* start *

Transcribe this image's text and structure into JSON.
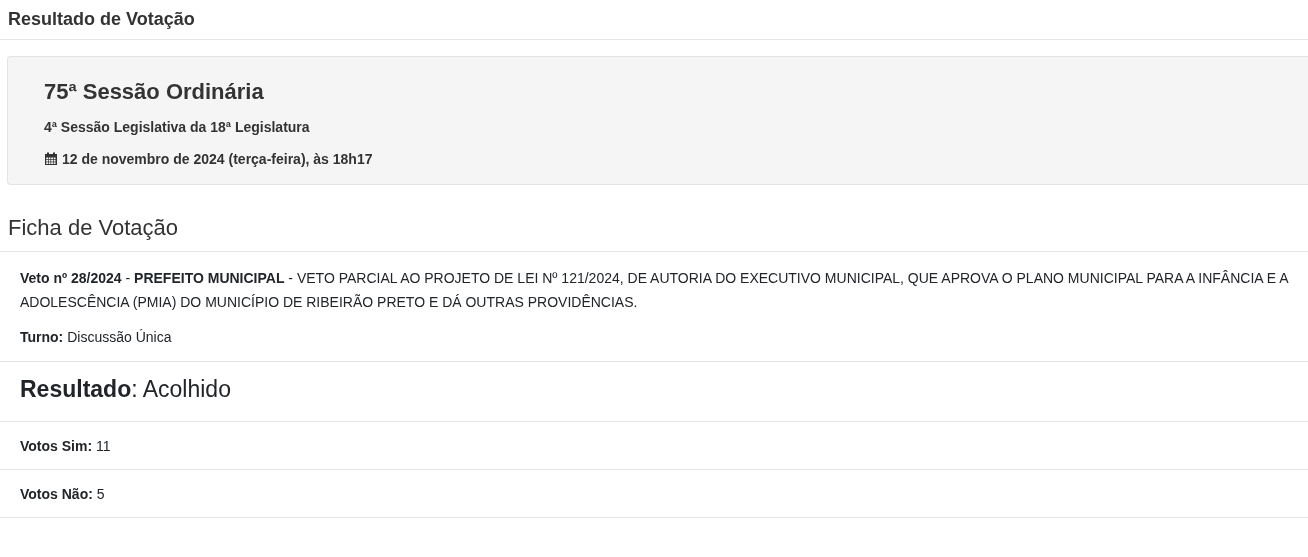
{
  "page_title": "Resultado de Votação",
  "session": {
    "title": "75ª Sessão Ordinária",
    "subtitle": "4ª Sessão Legislativa da 18ª Legislatura",
    "date": "12 de novembro de 2024 (terça-feira), às 18h17"
  },
  "ficha": {
    "title": "Ficha de Votação",
    "description": "**Veto nº 28/2024** - **PREFEITO MUNICIPAL** - VETO PARCIAL AO PROJETO DE LEI Nº 121/2024, DE AUTORIA DO EXECUTIVO MUNICIPAL, QUE APROVA O PLANO MUNICIPAL PARA A INFÂNCIA E A ADOLESCÊNCIA (PMIA) DO MUNICÍPIO DE RIBEIRÃO PRETO E DÁ OUTRAS PROVIDÊNCIAS.",
    "turno": "**Turno:** Discussão Única",
    "resultado": "**Resultado**: Acolhido",
    "votes": [
      {
        "text": "**Votos Sim:** 11"
      },
      {
        "text": "**Votos Não:** 5"
      }
    ]
  }
}
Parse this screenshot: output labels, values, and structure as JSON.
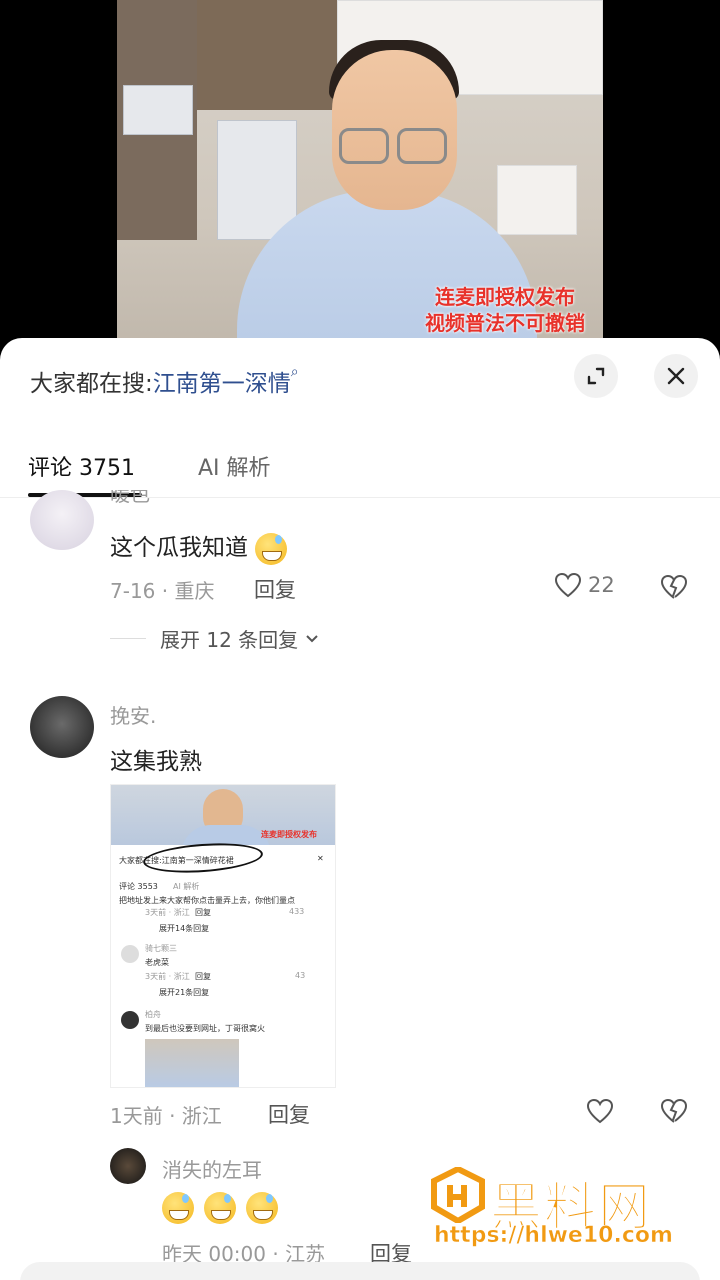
{
  "video": {
    "caption_line1": "连麦即授权发布",
    "caption_line2": "视频普法不可撤销"
  },
  "sheet": {
    "search_prefix": "大家都在搜:",
    "search_keyword": "江南第一深情",
    "tabs": [
      {
        "label": "评论 3751"
      },
      {
        "label": "AI 解析"
      }
    ]
  },
  "comments": [
    {
      "name": "暖色",
      "text": "这个瓜我知道",
      "emoji": "sweat-smile-emoji",
      "date_location": "7-16 · 重庆",
      "reply_label": "回复",
      "likes": "22",
      "expand_label": "展开 12 条回复"
    },
    {
      "name": "挽安.",
      "text": "这集我熟",
      "date_location": "1天前 · 浙江",
      "reply_label": "回复",
      "embedded_image": {
        "search_text": "大家都在搜:江南第一深情碎花裙",
        "tab1": "评论 3553",
        "tab2": "AI 解析",
        "row1_text": "把地址发上来大家帮你点击量弄上去，你他们量点",
        "row1_meta": "3天前 · 浙江",
        "row1_reply": "回复",
        "row1_likes": "433",
        "row1_expand": "展开14条回复",
        "row2_name": "骑七颗三",
        "row2_text": "老虎菜",
        "row2_meta": "3天前 · 浙江",
        "row2_reply": "回复",
        "row2_likes": "43",
        "row2_expand": "展开21条回复",
        "row3_name": "柏舟",
        "row3_text": "到最后也没要到网址，丁哥很窝火",
        "inner_caption": "连麦即授权发布"
      }
    },
    {
      "name": "消失的左耳",
      "emoji_count": 3,
      "meta_partial": "昨天 00:00 · 江苏",
      "reply_label": "回复"
    }
  ],
  "watermark": {
    "title": "黑料网",
    "url": "https://hlwe10.com"
  },
  "colors": {
    "keyword": "#2f4f8f",
    "caption": "#e8322b",
    "watermark": "#f19a12"
  }
}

* end *

Stated task => Each record above should come back exactly the same, only without its pictures.

Answer to the task =>
Transcribe this image's text and structure into JSON.
{
  "page_title": "Resultado de Votação",
  "session": {
    "title": "75ª Sessão Ordinária",
    "subtitle": "4ª Sessão Legislativa da 18ª Legislatura",
    "date": "12 de novembro de 2024 (terça-feira), às 18h17"
  },
  "ficha": {
    "title": "Ficha de Votação",
    "description": "**Veto nº 28/2024** - **PREFEITO MUNICIPAL** - VETO PARCIAL AO PROJETO DE LEI Nº 121/2024, DE AUTORIA DO EXECUTIVO MUNICIPAL, QUE APROVA O PLANO MUNICIPAL PARA A INFÂNCIA E A ADOLESCÊNCIA (PMIA) DO MUNICÍPIO DE RIBEIRÃO PRETO E DÁ OUTRAS PROVIDÊNCIAS.",
    "turno": "**Turno:** Discussão Única",
    "resultado": "**Resultado**: Acolhido",
    "votes": [
      {
        "text": "**Votos Sim:** 11"
      },
      {
        "text": "**Votos Não:** 5"
      }
    ]
  }
}
Parse this screenshot: output labels, values, and structure as JSON.
{
  "video": {
    "caption_line1": "连麦即授权发布",
    "caption_line2": "视频普法不可撤销"
  },
  "sheet": {
    "search_prefix": "大家都在搜:",
    "search_keyword": "江南第一深情",
    "tabs": [
      {
        "label": "评论 3751"
      },
      {
        "label": "AI 解析"
      }
    ]
  },
  "comments": [
    {
      "name": "暖色",
      "text": "这个瓜我知道",
      "emoji": "sweat-smile-emoji",
      "date_location": "7-16 · 重庆",
      "reply_label": "回复",
      "likes": "22",
      "expand_label": "展开 12 条回复"
    },
    {
      "name": "挽安.",
      "text": "这集我熟",
      "date_location": "1天前 · 浙江",
      "reply_label": "回复",
      "embedded_image": {
        "search_text": "大家都在搜:江南第一深情碎花裙",
        "tab1": "评论 3553",
        "tab2": "AI 解析",
        "row1_text": "把地址发上来大家帮你点击量弄上去，你他们量点",
        "row1_meta": "3天前 · 浙江",
        "row1_reply": "回复",
        "row1_likes": "433",
        "row1_expand": "展开14条回复",
        "row2_name": "骑七颗三",
        "row2_text": "老虎菜",
        "row2_meta": "3天前 · 浙江",
        "row2_reply": "回复",
        "row2_likes": "43",
        "row2_expand": "展开21条回复",
        "row3_name": "柏舟",
        "row3_text": "到最后也没要到网址，丁哥很窝火",
        "inner_caption": "连麦即授权发布"
      }
    },
    {
      "name": "消失的左耳",
      "emoji_count": 3,
      "meta_partial": "昨天 00:00 · 江苏",
      "reply_label": "回复"
    }
  ],
  "watermark": {
    "title": "黑料网",
    "url": "https://hlwe10.com"
  },
  "colors": {
    "keyword": "#2f4f8f",
    "caption": "#e8322b",
    "watermark": "#f19a12"
  }
}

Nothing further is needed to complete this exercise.